- **Brief**
Tally the lines holding "Automatic" and state only that figure.

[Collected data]
☆ ☆ ☆ ☆
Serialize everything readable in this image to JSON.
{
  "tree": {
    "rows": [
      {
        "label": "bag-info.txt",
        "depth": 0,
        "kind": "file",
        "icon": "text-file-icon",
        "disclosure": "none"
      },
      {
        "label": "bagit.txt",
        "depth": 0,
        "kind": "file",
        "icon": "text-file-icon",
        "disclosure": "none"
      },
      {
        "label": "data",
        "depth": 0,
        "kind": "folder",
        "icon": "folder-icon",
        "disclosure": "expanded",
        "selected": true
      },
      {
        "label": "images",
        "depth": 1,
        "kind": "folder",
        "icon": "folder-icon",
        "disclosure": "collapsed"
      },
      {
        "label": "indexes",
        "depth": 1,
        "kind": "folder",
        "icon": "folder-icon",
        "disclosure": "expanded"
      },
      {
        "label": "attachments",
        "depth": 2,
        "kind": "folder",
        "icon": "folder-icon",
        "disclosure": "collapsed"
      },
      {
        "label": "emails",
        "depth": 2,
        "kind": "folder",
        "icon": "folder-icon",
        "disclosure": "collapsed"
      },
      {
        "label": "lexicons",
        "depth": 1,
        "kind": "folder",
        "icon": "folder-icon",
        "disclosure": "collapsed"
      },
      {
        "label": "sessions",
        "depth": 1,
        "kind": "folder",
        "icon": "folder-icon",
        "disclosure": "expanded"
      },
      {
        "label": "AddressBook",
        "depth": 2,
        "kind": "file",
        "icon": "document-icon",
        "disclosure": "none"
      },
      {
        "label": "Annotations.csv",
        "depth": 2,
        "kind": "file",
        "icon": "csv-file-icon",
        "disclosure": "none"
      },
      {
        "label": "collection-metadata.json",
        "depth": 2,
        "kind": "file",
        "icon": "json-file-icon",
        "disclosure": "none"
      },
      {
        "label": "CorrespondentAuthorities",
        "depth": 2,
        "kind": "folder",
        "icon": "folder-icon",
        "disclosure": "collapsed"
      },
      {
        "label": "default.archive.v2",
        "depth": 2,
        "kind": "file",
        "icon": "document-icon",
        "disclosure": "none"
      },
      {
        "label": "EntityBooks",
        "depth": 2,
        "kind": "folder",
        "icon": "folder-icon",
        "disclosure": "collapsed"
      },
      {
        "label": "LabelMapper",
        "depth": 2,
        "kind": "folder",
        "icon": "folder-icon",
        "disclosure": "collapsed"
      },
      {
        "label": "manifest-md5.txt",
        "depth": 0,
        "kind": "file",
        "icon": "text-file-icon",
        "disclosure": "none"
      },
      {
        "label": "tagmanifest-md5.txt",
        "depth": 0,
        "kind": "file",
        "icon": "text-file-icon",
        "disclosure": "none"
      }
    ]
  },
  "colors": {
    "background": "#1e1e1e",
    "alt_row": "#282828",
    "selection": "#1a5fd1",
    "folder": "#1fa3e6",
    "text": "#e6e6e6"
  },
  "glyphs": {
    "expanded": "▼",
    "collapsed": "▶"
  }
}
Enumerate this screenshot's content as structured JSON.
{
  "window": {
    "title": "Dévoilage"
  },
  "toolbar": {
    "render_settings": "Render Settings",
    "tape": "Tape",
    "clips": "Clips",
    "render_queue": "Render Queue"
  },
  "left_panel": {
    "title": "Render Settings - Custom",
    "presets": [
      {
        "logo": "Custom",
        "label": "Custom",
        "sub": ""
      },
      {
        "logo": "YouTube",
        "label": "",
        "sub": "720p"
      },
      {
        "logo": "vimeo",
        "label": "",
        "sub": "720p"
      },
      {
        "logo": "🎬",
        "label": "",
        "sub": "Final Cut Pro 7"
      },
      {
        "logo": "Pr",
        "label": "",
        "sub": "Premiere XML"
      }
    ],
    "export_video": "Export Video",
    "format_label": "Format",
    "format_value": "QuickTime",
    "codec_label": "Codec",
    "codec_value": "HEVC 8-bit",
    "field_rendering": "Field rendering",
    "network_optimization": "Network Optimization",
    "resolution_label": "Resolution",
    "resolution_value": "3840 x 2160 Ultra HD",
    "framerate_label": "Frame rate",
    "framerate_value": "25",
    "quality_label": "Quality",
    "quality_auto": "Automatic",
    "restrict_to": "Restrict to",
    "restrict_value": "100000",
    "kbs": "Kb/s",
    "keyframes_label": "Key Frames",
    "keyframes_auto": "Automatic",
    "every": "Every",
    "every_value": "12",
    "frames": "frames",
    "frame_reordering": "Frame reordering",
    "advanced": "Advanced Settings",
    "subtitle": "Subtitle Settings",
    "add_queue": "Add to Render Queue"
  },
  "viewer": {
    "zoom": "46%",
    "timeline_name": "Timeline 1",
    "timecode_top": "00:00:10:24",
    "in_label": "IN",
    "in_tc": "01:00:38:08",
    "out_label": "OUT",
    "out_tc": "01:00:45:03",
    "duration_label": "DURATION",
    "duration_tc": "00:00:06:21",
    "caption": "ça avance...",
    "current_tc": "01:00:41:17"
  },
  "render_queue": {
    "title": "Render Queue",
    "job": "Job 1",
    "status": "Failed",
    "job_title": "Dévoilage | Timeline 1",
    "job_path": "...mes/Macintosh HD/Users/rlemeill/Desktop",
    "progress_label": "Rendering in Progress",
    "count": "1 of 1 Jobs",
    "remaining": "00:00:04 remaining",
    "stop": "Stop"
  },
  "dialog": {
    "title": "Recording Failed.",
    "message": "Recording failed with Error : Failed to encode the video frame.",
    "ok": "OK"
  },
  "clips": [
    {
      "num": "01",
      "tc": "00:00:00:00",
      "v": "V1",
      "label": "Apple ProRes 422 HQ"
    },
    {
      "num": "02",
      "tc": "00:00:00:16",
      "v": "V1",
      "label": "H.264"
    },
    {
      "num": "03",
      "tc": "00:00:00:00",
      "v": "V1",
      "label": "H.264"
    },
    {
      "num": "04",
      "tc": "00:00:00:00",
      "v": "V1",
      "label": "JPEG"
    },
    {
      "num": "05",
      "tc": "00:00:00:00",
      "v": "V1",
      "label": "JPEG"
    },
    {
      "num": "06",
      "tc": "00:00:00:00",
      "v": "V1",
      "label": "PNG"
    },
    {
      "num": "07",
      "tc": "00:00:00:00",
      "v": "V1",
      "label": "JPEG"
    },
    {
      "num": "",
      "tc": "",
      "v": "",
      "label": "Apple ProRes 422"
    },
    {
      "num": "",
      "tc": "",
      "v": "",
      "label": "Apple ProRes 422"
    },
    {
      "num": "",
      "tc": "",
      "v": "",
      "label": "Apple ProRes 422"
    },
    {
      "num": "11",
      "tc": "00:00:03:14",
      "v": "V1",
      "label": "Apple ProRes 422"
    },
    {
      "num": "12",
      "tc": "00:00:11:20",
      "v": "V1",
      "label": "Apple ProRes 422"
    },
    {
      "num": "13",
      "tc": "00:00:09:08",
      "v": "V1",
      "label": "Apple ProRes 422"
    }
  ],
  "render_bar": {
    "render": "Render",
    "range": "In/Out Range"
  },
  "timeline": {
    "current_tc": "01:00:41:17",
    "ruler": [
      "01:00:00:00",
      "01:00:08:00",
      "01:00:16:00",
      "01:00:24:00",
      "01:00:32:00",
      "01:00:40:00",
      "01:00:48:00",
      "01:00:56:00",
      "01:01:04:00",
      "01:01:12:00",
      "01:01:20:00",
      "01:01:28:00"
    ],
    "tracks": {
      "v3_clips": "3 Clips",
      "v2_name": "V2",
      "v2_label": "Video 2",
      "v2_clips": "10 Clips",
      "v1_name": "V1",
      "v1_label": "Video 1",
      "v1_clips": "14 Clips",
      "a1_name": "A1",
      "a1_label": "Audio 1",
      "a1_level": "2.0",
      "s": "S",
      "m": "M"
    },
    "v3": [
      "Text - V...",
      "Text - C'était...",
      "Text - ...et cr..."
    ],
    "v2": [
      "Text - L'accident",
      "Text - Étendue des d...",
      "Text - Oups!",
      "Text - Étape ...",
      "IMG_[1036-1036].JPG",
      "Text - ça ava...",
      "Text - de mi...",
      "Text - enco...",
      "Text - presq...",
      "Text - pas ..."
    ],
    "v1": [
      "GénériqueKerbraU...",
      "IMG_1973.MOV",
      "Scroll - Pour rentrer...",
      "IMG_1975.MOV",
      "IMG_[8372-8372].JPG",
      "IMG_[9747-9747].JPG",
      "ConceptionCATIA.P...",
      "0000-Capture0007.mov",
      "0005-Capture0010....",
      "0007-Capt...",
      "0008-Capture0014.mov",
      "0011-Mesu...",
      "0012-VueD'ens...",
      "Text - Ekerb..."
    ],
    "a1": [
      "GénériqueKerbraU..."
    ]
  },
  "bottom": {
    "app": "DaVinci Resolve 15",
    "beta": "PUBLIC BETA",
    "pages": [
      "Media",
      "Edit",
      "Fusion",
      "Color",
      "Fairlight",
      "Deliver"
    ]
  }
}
☆ ☆ ☆ ☆
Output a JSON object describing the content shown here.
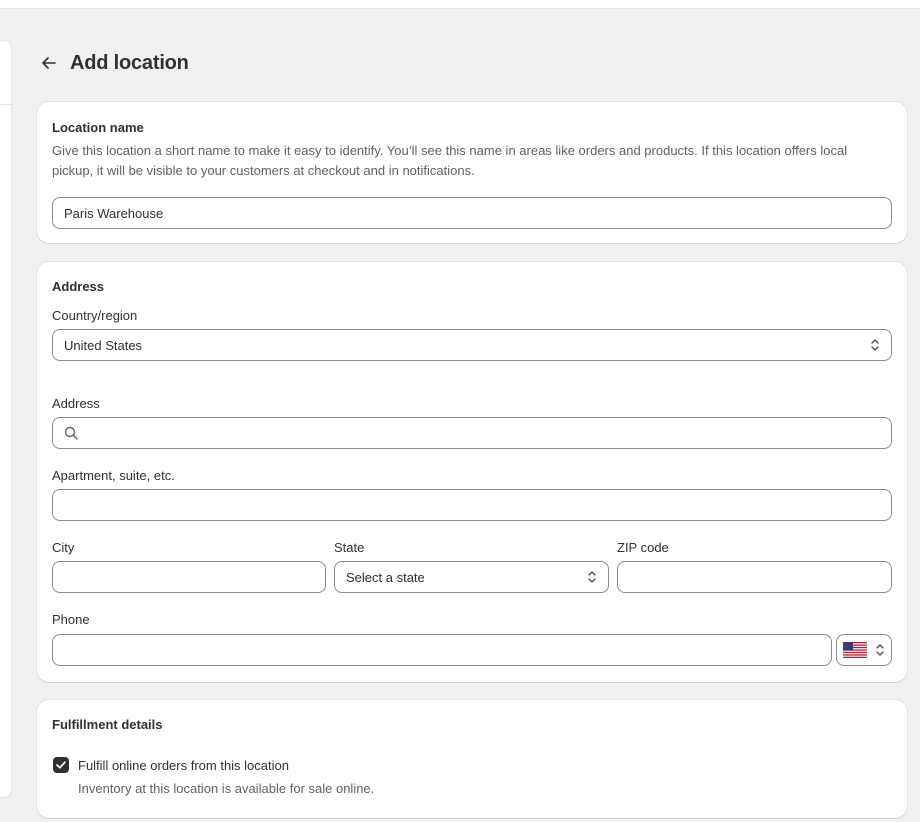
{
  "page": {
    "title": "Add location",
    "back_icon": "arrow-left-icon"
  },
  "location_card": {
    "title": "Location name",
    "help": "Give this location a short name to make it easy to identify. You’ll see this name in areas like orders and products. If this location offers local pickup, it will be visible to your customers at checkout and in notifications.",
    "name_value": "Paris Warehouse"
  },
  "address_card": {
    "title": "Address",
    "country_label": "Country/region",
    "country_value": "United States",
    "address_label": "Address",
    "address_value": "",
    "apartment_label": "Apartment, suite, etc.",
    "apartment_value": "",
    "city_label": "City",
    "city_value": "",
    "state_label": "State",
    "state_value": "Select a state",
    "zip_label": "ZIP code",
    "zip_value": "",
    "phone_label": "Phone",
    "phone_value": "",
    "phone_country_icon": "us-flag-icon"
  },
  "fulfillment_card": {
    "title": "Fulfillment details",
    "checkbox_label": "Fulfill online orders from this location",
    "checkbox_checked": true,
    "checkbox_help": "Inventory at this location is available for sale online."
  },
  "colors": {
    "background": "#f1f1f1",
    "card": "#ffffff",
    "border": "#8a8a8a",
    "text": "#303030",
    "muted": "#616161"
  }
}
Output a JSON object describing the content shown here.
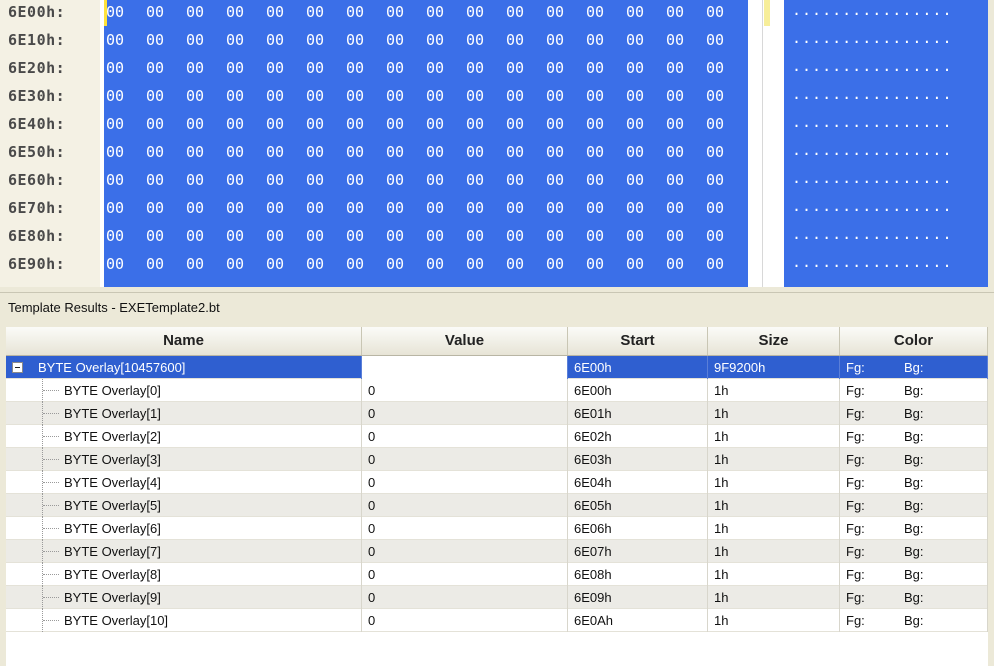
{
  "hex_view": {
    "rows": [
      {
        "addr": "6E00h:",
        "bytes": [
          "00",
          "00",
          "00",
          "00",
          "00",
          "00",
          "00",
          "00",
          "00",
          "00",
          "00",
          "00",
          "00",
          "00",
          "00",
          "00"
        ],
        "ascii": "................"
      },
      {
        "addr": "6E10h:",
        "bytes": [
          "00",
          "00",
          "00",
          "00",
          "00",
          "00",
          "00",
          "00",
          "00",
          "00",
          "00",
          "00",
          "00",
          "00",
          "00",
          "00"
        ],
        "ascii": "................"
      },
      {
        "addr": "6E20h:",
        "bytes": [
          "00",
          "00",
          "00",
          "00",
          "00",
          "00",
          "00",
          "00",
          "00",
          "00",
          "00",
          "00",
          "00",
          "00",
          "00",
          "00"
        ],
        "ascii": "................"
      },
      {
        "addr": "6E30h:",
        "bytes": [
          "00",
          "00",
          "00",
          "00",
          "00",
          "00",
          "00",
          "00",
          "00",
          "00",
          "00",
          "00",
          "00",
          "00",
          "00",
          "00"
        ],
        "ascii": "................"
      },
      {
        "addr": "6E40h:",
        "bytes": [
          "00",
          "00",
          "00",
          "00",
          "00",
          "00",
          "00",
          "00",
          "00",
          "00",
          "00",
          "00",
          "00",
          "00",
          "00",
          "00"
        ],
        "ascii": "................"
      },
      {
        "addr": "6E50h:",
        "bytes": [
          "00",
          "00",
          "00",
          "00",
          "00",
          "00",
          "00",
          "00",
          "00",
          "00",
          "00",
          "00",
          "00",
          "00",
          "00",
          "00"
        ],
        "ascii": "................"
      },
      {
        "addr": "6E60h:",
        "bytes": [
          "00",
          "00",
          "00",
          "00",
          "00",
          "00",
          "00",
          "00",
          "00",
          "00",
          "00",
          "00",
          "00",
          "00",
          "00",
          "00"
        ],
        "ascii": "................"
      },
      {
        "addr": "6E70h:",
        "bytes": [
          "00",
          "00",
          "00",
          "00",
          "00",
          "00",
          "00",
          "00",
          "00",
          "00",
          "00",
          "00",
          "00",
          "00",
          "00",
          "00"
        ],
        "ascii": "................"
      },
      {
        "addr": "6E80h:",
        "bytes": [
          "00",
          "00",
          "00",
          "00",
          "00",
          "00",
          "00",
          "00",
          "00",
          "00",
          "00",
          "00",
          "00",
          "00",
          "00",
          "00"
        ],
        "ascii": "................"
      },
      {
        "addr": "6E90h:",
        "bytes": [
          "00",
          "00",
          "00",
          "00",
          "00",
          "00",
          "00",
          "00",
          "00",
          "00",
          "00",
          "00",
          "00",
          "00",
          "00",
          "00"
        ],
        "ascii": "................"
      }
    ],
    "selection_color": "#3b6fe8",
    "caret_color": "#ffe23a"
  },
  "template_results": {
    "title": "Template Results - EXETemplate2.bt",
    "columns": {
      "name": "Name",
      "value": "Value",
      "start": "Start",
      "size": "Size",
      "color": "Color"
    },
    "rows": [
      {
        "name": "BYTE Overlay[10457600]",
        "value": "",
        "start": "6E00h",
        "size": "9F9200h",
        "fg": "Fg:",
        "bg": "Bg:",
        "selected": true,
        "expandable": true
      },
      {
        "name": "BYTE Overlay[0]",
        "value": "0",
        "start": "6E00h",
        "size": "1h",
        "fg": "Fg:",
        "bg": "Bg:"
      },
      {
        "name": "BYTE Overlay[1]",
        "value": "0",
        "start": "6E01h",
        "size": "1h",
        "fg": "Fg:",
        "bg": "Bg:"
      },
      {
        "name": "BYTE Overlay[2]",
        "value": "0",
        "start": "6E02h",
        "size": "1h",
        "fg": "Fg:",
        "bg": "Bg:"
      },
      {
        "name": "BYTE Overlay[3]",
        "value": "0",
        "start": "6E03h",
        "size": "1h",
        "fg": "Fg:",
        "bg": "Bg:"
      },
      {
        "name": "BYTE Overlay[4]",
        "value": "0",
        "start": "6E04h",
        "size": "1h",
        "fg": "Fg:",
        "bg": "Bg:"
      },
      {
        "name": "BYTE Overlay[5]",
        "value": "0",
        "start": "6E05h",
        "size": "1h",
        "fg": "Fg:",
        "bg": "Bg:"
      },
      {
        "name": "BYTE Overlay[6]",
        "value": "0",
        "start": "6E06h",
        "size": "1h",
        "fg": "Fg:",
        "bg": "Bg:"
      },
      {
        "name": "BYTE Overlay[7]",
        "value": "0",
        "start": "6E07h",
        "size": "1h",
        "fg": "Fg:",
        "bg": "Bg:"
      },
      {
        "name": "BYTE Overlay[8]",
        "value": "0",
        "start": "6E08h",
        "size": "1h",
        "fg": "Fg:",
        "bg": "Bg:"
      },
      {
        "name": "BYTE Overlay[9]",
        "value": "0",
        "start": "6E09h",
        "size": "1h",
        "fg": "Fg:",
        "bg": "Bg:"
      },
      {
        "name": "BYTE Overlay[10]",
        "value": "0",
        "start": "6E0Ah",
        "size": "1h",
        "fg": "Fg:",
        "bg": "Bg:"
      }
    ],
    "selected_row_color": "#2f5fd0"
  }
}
☆ ☆ ☆ ☆
- **Written solution**
2